--- BEGIN ---

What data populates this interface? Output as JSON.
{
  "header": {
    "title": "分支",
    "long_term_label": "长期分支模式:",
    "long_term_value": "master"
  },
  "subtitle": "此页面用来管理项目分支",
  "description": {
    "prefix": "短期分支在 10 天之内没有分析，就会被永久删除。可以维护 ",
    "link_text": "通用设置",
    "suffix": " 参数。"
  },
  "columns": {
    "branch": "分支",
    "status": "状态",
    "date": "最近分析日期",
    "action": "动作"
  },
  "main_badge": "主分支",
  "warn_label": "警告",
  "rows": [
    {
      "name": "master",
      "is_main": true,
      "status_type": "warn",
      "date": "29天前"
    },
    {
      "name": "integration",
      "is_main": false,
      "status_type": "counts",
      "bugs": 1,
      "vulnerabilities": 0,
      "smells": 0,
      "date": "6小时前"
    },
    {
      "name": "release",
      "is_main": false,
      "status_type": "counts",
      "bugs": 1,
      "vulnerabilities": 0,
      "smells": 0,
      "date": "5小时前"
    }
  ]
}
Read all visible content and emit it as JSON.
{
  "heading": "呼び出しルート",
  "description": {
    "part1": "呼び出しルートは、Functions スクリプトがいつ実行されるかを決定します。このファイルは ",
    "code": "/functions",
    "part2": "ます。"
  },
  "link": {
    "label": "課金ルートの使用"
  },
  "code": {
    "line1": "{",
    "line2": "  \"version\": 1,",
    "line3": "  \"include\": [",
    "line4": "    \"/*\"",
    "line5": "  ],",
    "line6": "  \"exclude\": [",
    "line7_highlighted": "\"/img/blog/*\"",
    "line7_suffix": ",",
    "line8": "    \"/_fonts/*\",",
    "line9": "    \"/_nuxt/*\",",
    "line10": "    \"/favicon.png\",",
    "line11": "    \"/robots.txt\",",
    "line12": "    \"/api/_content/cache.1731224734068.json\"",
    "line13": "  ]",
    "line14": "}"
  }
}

--- END ---

◆ **TASK GOAL**: Search the entries for the word "date", then list each line that holds it.

◆ **RESULT OF THIS TASK**:
    "date": "最近分析日期",
      "date": "29天前"
      "date": "6小时前"
      "date": "5小时前"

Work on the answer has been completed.